=== STORED ROWS ===

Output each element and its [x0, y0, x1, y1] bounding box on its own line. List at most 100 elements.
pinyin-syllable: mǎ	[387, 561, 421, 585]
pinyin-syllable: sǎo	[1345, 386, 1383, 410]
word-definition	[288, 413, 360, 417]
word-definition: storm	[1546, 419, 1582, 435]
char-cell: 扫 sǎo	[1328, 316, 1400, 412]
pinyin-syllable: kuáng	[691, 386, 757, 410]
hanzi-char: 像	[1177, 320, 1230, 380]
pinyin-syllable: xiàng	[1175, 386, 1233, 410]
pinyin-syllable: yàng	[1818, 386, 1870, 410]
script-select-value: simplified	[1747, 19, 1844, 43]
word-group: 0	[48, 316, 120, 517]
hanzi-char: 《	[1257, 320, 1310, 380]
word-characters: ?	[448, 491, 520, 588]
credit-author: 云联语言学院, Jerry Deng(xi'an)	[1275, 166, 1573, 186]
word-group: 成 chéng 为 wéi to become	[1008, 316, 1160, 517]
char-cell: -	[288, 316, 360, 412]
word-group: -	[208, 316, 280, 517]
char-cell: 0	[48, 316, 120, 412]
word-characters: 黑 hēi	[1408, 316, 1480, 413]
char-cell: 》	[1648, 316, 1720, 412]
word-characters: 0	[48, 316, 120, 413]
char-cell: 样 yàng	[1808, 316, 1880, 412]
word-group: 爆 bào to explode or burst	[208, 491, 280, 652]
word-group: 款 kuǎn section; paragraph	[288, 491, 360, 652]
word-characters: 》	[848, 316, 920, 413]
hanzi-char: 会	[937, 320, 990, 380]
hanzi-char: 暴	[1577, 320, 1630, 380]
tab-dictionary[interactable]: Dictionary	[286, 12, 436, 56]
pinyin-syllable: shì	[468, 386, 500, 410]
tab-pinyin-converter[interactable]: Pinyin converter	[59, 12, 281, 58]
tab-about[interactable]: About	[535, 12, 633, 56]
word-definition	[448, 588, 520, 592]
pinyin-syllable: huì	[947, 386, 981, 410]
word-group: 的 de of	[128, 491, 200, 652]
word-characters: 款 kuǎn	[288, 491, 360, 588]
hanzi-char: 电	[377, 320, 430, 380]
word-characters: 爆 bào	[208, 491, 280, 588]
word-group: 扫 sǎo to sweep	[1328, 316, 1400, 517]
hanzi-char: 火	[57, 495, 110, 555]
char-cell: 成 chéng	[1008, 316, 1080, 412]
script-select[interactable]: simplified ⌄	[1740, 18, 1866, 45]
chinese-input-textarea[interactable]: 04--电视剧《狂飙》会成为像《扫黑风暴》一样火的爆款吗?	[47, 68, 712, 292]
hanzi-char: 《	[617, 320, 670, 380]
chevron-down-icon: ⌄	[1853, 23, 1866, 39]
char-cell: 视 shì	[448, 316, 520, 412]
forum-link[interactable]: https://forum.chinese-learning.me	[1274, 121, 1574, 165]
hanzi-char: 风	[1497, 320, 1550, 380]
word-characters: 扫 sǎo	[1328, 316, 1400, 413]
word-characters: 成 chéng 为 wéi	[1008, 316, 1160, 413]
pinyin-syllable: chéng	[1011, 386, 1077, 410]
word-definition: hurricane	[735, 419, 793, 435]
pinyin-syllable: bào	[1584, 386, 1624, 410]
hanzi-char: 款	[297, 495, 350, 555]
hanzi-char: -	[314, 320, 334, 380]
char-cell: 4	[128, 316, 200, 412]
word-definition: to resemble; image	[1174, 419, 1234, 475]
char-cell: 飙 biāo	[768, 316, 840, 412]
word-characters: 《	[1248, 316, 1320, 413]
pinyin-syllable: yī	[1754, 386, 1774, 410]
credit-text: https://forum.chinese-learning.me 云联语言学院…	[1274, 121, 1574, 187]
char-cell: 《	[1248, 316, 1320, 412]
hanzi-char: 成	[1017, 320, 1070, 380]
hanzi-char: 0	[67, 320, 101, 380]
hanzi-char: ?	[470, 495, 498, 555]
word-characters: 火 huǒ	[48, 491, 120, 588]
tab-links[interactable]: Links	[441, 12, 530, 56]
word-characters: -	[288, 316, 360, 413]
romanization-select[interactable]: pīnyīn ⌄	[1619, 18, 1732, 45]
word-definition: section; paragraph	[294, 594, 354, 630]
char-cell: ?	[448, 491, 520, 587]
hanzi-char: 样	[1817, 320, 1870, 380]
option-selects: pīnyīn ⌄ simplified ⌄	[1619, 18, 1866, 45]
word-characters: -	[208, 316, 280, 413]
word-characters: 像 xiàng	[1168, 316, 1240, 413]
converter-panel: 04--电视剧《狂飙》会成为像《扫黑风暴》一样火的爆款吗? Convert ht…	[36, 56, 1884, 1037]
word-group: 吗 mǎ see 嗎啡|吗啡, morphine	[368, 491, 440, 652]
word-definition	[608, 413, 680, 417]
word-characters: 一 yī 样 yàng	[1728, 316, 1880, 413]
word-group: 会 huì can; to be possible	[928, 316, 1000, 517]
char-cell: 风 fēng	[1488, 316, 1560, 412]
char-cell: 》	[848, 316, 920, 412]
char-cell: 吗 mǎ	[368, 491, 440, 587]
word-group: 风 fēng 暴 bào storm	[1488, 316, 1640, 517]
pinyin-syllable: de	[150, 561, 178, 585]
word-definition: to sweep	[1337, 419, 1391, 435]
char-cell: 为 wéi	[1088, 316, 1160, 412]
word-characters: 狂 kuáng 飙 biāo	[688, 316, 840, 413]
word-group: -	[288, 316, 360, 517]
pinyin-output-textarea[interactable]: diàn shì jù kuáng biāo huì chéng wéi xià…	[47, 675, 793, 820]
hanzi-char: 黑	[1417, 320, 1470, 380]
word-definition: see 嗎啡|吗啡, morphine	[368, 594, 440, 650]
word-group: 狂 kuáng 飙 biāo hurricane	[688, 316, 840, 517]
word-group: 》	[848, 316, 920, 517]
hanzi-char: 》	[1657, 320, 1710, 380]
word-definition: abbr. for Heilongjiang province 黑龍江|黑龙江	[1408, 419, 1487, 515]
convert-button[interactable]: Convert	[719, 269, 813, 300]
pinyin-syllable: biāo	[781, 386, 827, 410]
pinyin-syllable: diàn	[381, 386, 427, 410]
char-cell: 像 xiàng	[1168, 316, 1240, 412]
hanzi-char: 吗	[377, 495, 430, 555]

===

- WHAT IS ASKED -
Copy every line of the material above word for word, changing nothing.

- TASK RESULT -
Output each element and its [x0, y0, x1, y1] bounding box on its own line. List at most 100 elements.
pinyin-syllable: mǎ	[387, 561, 421, 585]
pinyin-syllable: sǎo	[1345, 386, 1383, 410]
word-definition	[288, 413, 360, 417]
word-definition: storm	[1546, 419, 1582, 435]
char-cell: 扫 sǎo	[1328, 316, 1400, 412]
pinyin-syllable: kuáng	[691, 386, 757, 410]
hanzi-char: 像	[1177, 320, 1230, 380]
pinyin-syllable: xiàng	[1175, 386, 1233, 410]
pinyin-syllable: yàng	[1818, 386, 1870, 410]
script-select-value: simplified	[1747, 19, 1844, 43]
word-group: 0	[48, 316, 120, 517]
hanzi-char: 《	[1257, 320, 1310, 380]
word-characters: ?	[448, 491, 520, 588]
credit-author: 云联语言学院, Jerry Deng(xi'an)	[1275, 166, 1573, 186]
word-group: 成 chéng 为 wéi to become	[1008, 316, 1160, 517]
char-cell: -	[288, 316, 360, 412]
word-group: -	[208, 316, 280, 517]
char-cell: 0	[48, 316, 120, 412]
word-characters: 黑 hēi	[1408, 316, 1480, 413]
char-cell: 》	[1648, 316, 1720, 412]
word-characters: 0	[48, 316, 120, 413]
char-cell: 样 yàng	[1808, 316, 1880, 412]
word-group: 爆 bào to explode or burst	[208, 491, 280, 652]
word-group: 款 kuǎn section; paragraph	[288, 491, 360, 652]
word-characters: 》	[848, 316, 920, 413]
hanzi-char: 会	[937, 320, 990, 380]
hanzi-char: 暴	[1577, 320, 1630, 380]
tab-dictionary[interactable]: Dictionary	[286, 12, 436, 56]
pinyin-syllable: shì	[468, 386, 500, 410]
tab-pinyin-converter[interactable]: Pinyin converter	[59, 12, 281, 58]
tab-about[interactable]: About	[535, 12, 633, 56]
word-definition	[448, 588, 520, 592]
pinyin-syllable: huì	[947, 386, 981, 410]
word-group: 的 de of	[128, 491, 200, 652]
word-characters: 款 kuǎn	[288, 491, 360, 588]
hanzi-char: 电	[377, 320, 430, 380]
word-characters: 爆 bào	[208, 491, 280, 588]
word-group: 扫 sǎo to sweep	[1328, 316, 1400, 517]
hanzi-char: 火	[57, 495, 110, 555]
char-cell: 成 chéng	[1008, 316, 1080, 412]
script-select[interactable]: simplified ⌄	[1740, 18, 1866, 45]
chinese-input-textarea[interactable]: 04--电视剧《狂飙》会成为像《扫黑风暴》一样火的爆款吗?	[47, 68, 712, 292]
hanzi-char: 《	[617, 320, 670, 380]
chevron-down-icon: ⌄	[1853, 23, 1866, 39]
char-cell: 视 shì	[448, 316, 520, 412]
forum-link[interactable]: https://forum.chinese-learning.me	[1274, 121, 1574, 165]
hanzi-char: 风	[1497, 320, 1550, 380]
word-characters: 扫 sǎo	[1328, 316, 1400, 413]
word-characters: 成 chéng 为 wéi	[1008, 316, 1160, 413]
pinyin-syllable: chéng	[1011, 386, 1077, 410]
word-definition: hurricane	[735, 419, 793, 435]
pinyin-syllable: bào	[1584, 386, 1624, 410]
hanzi-char: 款	[297, 495, 350, 555]
hanzi-char: -	[314, 320, 334, 380]
char-cell: 4	[128, 316, 200, 412]
word-definition: to resemble; image	[1174, 419, 1234, 475]
char-cell: 飙 biāo	[768, 316, 840, 412]
word-characters: 《	[1248, 316, 1320, 413]
pinyin-syllable: yī	[1754, 386, 1774, 410]
credit-text: https://forum.chinese-learning.me 云联语言学院…	[1274, 121, 1574, 187]
char-cell: 《	[1248, 316, 1320, 412]
hanzi-char: 成	[1017, 320, 1070, 380]
hanzi-char: 0	[67, 320, 101, 380]
hanzi-char: ?	[470, 495, 498, 555]
word-characters: 火 huǒ	[48, 491, 120, 588]
tab-links[interactable]: Links	[441, 12, 530, 56]
word-characters: -	[288, 316, 360, 413]
romanization-select[interactable]: pīnyīn ⌄	[1619, 18, 1732, 45]
word-definition: section; paragraph	[294, 594, 354, 630]
char-cell: ?	[448, 491, 520, 587]
hanzi-char: 样	[1817, 320, 1870, 380]
option-selects: pīnyīn ⌄ simplified ⌄	[1619, 18, 1866, 45]
word-characters: -	[208, 316, 280, 413]
word-characters: 像 xiàng	[1168, 316, 1240, 413]
converter-panel: 04--电视剧《狂飙》会成为像《扫黑风暴》一样火的爆款吗? Convert ht…	[36, 56, 1884, 1037]
word-group: 吗 mǎ see 嗎啡|吗啡, morphine	[368, 491, 440, 652]
word-definition	[608, 413, 680, 417]
word-characters: 一 yī 样 yàng	[1728, 316, 1880, 413]
word-group: 会 huì can; to be possible	[928, 316, 1000, 517]
char-cell: 风 fēng	[1488, 316, 1560, 412]
char-cell: 》	[848, 316, 920, 412]
char-cell: 吗 mǎ	[368, 491, 440, 587]
word-group: 风 fēng 暴 bào storm	[1488, 316, 1640, 517]
pinyin-syllable: de	[150, 561, 178, 585]
word-definition: to sweep	[1337, 419, 1391, 435]
char-cell: 为 wéi	[1088, 316, 1160, 412]
word-characters: 狂 kuáng 飙 biāo	[688, 316, 840, 413]
word-group: -	[288, 316, 360, 517]
pinyin-output-textarea[interactable]: diàn shì jù kuáng biāo huì chéng wéi xià…	[47, 675, 793, 820]
hanzi-char: 黑	[1417, 320, 1470, 380]
word-definition: see 嗎啡|吗啡, morphine	[368, 594, 440, 650]
word-group: 狂 kuáng 飙 biāo hurricane	[688, 316, 840, 517]
word-group: 》	[848, 316, 920, 517]
hanzi-char: 》	[1657, 320, 1710, 380]
word-definition: abbr. for Heilongjiang province 黑龍江|黑龙江	[1408, 419, 1487, 515]
convert-button[interactable]: Convert	[719, 269, 813, 300]
pinyin-syllable: biāo	[781, 386, 827, 410]
pinyin-syllable: diàn	[381, 386, 427, 410]
char-cell: 像 xiàng	[1168, 316, 1240, 412]
hanzi-char: 吗	[377, 495, 430, 555]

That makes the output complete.